### WORK TO DO
Repeat exactly each line of the data provided below.

### RECORDS PROVIDED
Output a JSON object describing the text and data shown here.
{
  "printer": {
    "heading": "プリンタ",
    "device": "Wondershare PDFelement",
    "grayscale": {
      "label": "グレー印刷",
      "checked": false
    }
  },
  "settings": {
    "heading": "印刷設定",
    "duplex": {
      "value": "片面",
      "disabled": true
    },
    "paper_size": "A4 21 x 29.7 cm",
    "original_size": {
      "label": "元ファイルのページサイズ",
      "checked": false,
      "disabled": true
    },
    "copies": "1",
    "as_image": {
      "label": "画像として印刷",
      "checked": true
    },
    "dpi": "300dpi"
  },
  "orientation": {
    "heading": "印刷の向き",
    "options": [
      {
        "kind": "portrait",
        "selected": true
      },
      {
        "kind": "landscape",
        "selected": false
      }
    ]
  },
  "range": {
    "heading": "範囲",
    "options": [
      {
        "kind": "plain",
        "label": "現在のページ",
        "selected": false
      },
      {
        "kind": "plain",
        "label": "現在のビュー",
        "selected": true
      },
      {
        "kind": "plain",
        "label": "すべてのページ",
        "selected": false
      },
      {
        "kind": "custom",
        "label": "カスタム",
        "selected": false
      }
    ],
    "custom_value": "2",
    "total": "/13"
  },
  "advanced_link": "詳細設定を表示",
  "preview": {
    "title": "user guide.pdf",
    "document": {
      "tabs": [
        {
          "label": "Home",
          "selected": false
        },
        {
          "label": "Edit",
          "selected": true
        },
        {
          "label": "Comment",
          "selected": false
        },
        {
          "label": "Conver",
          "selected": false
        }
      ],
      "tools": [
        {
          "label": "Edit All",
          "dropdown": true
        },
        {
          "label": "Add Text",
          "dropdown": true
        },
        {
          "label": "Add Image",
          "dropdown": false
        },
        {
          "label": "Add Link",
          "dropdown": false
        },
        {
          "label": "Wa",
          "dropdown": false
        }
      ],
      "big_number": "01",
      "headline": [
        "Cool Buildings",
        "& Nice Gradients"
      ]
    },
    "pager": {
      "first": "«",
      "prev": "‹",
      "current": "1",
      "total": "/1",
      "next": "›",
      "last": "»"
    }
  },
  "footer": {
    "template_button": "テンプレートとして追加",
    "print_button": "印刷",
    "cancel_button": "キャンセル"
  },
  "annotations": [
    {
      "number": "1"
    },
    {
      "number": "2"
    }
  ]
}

### RESPONSE BELOW
Output a JSON object describing the text and data shown here.
{
  "printer": {
    "heading": "プリンタ",
    "device": "Wondershare PDFelement",
    "grayscale": {
      "label": "グレー印刷",
      "checked": false
    }
  },
  "settings": {
    "heading": "印刷設定",
    "duplex": {
      "value": "片面",
      "disabled": true
    },
    "paper_size": "A4 21 x 29.7 cm",
    "original_size": {
      "label": "元ファイルのページサイズ",
      "checked": false,
      "disabled": true
    },
    "copies": "1",
    "as_image": {
      "label": "画像として印刷",
      "checked": true
    },
    "dpi": "300dpi"
  },
  "orientation": {
    "heading": "印刷の向き",
    "options": [
      {
        "kind": "portrait",
        "selected": true
      },
      {
        "kind": "landscape",
        "selected": false
      }
    ]
  },
  "range": {
    "heading": "範囲",
    "options": [
      {
        "kind": "plain",
        "label": "現在のページ",
        "selected": false
      },
      {
        "kind": "plain",
        "label": "現在のビュー",
        "selected": true
      },
      {
        "kind": "plain",
        "label": "すべてのページ",
        "selected": false
      },
      {
        "kind": "custom",
        "label": "カスタム",
        "selected": false
      }
    ],
    "custom_value": "2",
    "total": "/13"
  },
  "advanced_link": "詳細設定を表示",
  "preview": {
    "title": "user guide.pdf",
    "document": {
      "tabs": [
        {
          "label": "Home",
          "selected": false
        },
        {
          "label": "Edit",
          "selected": true
        },
        {
          "label": "Comment",
          "selected": false
        },
        {
          "label": "Conver",
          "selected": false
        }
      ],
      "tools": [
        {
          "label": "Edit All",
          "dropdown": true
        },
        {
          "label": "Add Text",
          "dropdown": true
        },
        {
          "label": "Add Image",
          "dropdown": false
        },
        {
          "label": "Add Link",
          "dropdown": false
        },
        {
          "label": "Wa",
          "dropdown": false
        }
      ],
      "big_number": "01",
      "headline": [
        "Cool Buildings",
        "& Nice Gradients"
      ]
    },
    "pager": {
      "first": "«",
      "prev": "‹",
      "current": "1",
      "total": "/1",
      "next": "›",
      "last": "»"
    }
  },
  "footer": {
    "template_button": "テンプレートとして追加",
    "print_button": "印刷",
    "cancel_button": "キャンセル"
  },
  "annotations": [
    {
      "number": "1"
    },
    {
      "number": "2"
    }
  ]
}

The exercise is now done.